> AIM: Transcribe the listing word for word.

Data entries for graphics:
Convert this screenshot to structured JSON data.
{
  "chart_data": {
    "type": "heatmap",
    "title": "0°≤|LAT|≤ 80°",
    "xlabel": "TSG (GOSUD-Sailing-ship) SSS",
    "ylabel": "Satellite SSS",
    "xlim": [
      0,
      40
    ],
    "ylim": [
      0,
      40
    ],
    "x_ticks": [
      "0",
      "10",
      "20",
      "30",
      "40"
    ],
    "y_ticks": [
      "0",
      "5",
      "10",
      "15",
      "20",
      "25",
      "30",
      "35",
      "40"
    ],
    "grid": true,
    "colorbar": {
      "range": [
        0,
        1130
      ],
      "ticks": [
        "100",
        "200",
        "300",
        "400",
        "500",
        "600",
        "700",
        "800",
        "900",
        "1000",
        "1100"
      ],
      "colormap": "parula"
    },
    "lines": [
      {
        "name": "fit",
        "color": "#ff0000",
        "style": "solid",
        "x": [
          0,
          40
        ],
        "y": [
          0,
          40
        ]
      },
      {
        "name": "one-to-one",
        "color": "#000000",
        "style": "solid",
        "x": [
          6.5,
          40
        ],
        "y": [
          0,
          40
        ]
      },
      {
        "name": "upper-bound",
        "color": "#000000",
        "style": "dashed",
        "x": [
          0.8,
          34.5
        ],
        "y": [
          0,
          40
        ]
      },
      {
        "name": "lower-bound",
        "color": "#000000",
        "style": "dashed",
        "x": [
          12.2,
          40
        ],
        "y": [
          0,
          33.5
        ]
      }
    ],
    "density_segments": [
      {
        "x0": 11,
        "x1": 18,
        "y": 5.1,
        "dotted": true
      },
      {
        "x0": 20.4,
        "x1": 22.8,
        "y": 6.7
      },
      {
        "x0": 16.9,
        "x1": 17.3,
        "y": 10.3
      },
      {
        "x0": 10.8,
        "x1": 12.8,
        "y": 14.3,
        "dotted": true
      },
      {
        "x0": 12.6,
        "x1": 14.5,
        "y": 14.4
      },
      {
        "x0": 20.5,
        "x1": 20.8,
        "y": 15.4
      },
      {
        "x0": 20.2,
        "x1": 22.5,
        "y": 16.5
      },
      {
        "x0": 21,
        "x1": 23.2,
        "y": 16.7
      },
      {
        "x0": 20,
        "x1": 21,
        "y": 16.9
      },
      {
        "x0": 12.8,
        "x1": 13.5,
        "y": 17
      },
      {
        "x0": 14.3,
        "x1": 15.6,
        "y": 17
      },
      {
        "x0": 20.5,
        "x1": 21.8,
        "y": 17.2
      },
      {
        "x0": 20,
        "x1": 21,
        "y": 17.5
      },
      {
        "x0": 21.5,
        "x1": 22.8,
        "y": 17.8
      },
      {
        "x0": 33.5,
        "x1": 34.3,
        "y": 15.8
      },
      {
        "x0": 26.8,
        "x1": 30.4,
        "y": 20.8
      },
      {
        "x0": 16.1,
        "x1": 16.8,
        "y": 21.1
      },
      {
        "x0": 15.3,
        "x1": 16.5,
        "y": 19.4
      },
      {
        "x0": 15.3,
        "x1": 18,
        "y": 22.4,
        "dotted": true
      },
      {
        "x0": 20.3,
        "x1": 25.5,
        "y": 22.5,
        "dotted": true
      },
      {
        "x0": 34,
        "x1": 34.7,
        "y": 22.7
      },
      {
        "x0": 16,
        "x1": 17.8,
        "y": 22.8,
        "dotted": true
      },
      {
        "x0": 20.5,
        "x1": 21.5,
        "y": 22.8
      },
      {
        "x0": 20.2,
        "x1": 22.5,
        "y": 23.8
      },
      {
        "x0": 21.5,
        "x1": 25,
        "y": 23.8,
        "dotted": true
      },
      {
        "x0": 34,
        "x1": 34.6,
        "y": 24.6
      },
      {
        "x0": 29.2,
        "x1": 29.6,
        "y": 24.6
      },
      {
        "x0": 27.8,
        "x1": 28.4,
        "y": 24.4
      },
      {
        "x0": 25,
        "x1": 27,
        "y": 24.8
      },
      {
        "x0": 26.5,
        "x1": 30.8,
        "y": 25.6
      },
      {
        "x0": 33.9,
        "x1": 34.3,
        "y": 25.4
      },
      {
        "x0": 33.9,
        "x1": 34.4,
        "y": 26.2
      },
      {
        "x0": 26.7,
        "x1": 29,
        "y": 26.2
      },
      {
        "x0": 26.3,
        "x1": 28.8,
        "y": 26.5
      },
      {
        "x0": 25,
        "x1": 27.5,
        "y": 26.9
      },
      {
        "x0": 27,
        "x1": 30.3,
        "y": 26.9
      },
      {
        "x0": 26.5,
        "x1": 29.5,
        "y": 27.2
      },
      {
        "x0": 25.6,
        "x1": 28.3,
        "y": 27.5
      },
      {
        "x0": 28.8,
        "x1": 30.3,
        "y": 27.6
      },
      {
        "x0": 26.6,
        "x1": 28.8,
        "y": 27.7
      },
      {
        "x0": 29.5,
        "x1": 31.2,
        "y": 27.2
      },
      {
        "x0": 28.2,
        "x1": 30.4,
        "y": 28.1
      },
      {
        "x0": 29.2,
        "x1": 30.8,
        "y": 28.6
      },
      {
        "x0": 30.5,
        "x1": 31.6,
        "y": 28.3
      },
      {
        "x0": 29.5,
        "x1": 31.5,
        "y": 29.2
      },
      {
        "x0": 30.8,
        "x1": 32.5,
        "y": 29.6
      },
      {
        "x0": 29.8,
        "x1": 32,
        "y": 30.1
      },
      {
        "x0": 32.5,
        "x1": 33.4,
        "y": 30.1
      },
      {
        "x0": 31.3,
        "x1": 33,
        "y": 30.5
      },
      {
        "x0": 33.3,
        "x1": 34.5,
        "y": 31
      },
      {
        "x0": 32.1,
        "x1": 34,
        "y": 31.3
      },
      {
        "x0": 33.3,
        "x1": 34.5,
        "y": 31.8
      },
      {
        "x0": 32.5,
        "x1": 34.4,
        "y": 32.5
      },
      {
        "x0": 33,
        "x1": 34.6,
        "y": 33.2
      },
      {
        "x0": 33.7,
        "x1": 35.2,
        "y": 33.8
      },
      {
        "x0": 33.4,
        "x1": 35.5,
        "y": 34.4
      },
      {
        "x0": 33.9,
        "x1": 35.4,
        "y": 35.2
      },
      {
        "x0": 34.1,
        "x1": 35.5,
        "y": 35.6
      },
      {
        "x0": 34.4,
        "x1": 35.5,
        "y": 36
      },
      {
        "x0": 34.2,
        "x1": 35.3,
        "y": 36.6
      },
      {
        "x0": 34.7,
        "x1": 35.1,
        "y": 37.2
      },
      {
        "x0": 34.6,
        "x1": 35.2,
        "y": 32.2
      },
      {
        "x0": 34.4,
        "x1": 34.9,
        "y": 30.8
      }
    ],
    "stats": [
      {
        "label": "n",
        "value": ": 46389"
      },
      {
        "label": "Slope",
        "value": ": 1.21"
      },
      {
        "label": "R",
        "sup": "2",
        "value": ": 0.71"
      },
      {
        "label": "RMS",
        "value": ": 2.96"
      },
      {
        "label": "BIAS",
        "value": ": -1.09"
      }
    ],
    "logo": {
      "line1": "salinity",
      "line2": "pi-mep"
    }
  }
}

> TASK RESULT:
Convert this screenshot to structured JSON data.
{
  "chart_data": {
    "type": "heatmap",
    "title": "0°≤|LAT|≤ 80°",
    "xlabel": "TSG (GOSUD-Sailing-ship) SSS",
    "ylabel": "Satellite SSS",
    "xlim": [
      0,
      40
    ],
    "ylim": [
      0,
      40
    ],
    "x_ticks": [
      "0",
      "10",
      "20",
      "30",
      "40"
    ],
    "y_ticks": [
      "0",
      "5",
      "10",
      "15",
      "20",
      "25",
      "30",
      "35",
      "40"
    ],
    "grid": true,
    "colorbar": {
      "range": [
        0,
        1130
      ],
      "ticks": [
        "100",
        "200",
        "300",
        "400",
        "500",
        "600",
        "700",
        "800",
        "900",
        "1000",
        "1100"
      ],
      "colormap": "parula"
    },
    "lines": [
      {
        "name": "fit",
        "color": "#ff0000",
        "style": "solid",
        "x": [
          0,
          40
        ],
        "y": [
          0,
          40
        ]
      },
      {
        "name": "one-to-one",
        "color": "#000000",
        "style": "solid",
        "x": [
          6.5,
          40
        ],
        "y": [
          0,
          40
        ]
      },
      {
        "name": "upper-bound",
        "color": "#000000",
        "style": "dashed",
        "x": [
          0.8,
          34.5
        ],
        "y": [
          0,
          40
        ]
      },
      {
        "name": "lower-bound",
        "color": "#000000",
        "style": "dashed",
        "x": [
          12.2,
          40
        ],
        "y": [
          0,
          33.5
        ]
      }
    ],
    "density_segments": [
      {
        "x0": 11,
        "x1": 18,
        "y": 5.1,
        "dotted": true
      },
      {
        "x0": 20.4,
        "x1": 22.8,
        "y": 6.7
      },
      {
        "x0": 16.9,
        "x1": 17.3,
        "y": 10.3
      },
      {
        "x0": 10.8,
        "x1": 12.8,
        "y": 14.3,
        "dotted": true
      },
      {
        "x0": 12.6,
        "x1": 14.5,
        "y": 14.4
      },
      {
        "x0": 20.5,
        "x1": 20.8,
        "y": 15.4
      },
      {
        "x0": 20.2,
        "x1": 22.5,
        "y": 16.5
      },
      {
        "x0": 21,
        "x1": 23.2,
        "y": 16.7
      },
      {
        "x0": 20,
        "x1": 21,
        "y": 16.9
      },
      {
        "x0": 12.8,
        "x1": 13.5,
        "y": 17
      },
      {
        "x0": 14.3,
        "x1": 15.6,
        "y": 17
      },
      {
        "x0": 20.5,
        "x1": 21.8,
        "y": 17.2
      },
      {
        "x0": 20,
        "x1": 21,
        "y": 17.5
      },
      {
        "x0": 21.5,
        "x1": 22.8,
        "y": 17.8
      },
      {
        "x0": 33.5,
        "x1": 34.3,
        "y": 15.8
      },
      {
        "x0": 26.8,
        "x1": 30.4,
        "y": 20.8
      },
      {
        "x0": 16.1,
        "x1": 16.8,
        "y": 21.1
      },
      {
        "x0": 15.3,
        "x1": 16.5,
        "y": 19.4
      },
      {
        "x0": 15.3,
        "x1": 18,
        "y": 22.4,
        "dotted": true
      },
      {
        "x0": 20.3,
        "x1": 25.5,
        "y": 22.5,
        "dotted": true
      },
      {
        "x0": 34,
        "x1": 34.7,
        "y": 22.7
      },
      {
        "x0": 16,
        "x1": 17.8,
        "y": 22.8,
        "dotted": true
      },
      {
        "x0": 20.5,
        "x1": 21.5,
        "y": 22.8
      },
      {
        "x0": 20.2,
        "x1": 22.5,
        "y": 23.8
      },
      {
        "x0": 21.5,
        "x1": 25,
        "y": 23.8,
        "dotted": true
      },
      {
        "x0": 34,
        "x1": 34.6,
        "y": 24.6
      },
      {
        "x0": 29.2,
        "x1": 29.6,
        "y": 24.6
      },
      {
        "x0": 27.8,
        "x1": 28.4,
        "y": 24.4
      },
      {
        "x0": 25,
        "x1": 27,
        "y": 24.8
      },
      {
        "x0": 26.5,
        "x1": 30.8,
        "y": 25.6
      },
      {
        "x0": 33.9,
        "x1": 34.3,
        "y": 25.4
      },
      {
        "x0": 33.9,
        "x1": 34.4,
        "y": 26.2
      },
      {
        "x0": 26.7,
        "x1": 29,
        "y": 26.2
      },
      {
        "x0": 26.3,
        "x1": 28.8,
        "y": 26.5
      },
      {
        "x0": 25,
        "x1": 27.5,
        "y": 26.9
      },
      {
        "x0": 27,
        "x1": 30.3,
        "y": 26.9
      },
      {
        "x0": 26.5,
        "x1": 29.5,
        "y": 27.2
      },
      {
        "x0": 25.6,
        "x1": 28.3,
        "y": 27.5
      },
      {
        "x0": 28.8,
        "x1": 30.3,
        "y": 27.6
      },
      {
        "x0": 26.6,
        "x1": 28.8,
        "y": 27.7
      },
      {
        "x0": 29.5,
        "x1": 31.2,
        "y": 27.2
      },
      {
        "x0": 28.2,
        "x1": 30.4,
        "y": 28.1
      },
      {
        "x0": 29.2,
        "x1": 30.8,
        "y": 28.6
      },
      {
        "x0": 30.5,
        "x1": 31.6,
        "y": 28.3
      },
      {
        "x0": 29.5,
        "x1": 31.5,
        "y": 29.2
      },
      {
        "x0": 30.8,
        "x1": 32.5,
        "y": 29.6
      },
      {
        "x0": 29.8,
        "x1": 32,
        "y": 30.1
      },
      {
        "x0": 32.5,
        "x1": 33.4,
        "y": 30.1
      },
      {
        "x0": 31.3,
        "x1": 33,
        "y": 30.5
      },
      {
        "x0": 33.3,
        "x1": 34.5,
        "y": 31
      },
      {
        "x0": 32.1,
        "x1": 34,
        "y": 31.3
      },
      {
        "x0": 33.3,
        "x1": 34.5,
        "y": 31.8
      },
      {
        "x0": 32.5,
        "x1": 34.4,
        "y": 32.5
      },
      {
        "x0": 33,
        "x1": 34.6,
        "y": 33.2
      },
      {
        "x0": 33.7,
        "x1": 35.2,
        "y": 33.8
      },
      {
        "x0": 33.4,
        "x1": 35.5,
        "y": 34.4
      },
      {
        "x0": 33.9,
        "x1": 35.4,
        "y": 35.2
      },
      {
        "x0": 34.1,
        "x1": 35.5,
        "y": 35.6
      },
      {
        "x0": 34.4,
        "x1": 35.5,
        "y": 36
      },
      {
        "x0": 34.2,
        "x1": 35.3,
        "y": 36.6
      },
      {
        "x0": 34.7,
        "x1": 35.1,
        "y": 37.2
      },
      {
        "x0": 34.6,
        "x1": 35.2,
        "y": 32.2
      },
      {
        "x0": 34.4,
        "x1": 34.9,
        "y": 30.8
      }
    ],
    "stats": [
      {
        "label": "n",
        "value": ": 46389"
      },
      {
        "label": "Slope",
        "value": ": 1.21"
      },
      {
        "label": "R",
        "sup": "2",
        "value": ": 0.71"
      },
      {
        "label": "RMS",
        "value": ": 2.96"
      },
      {
        "label": "BIAS",
        "value": ": -1.09"
      }
    ],
    "logo": {
      "line1": "salinity",
      "line2": "pi-mep"
    }
  }
}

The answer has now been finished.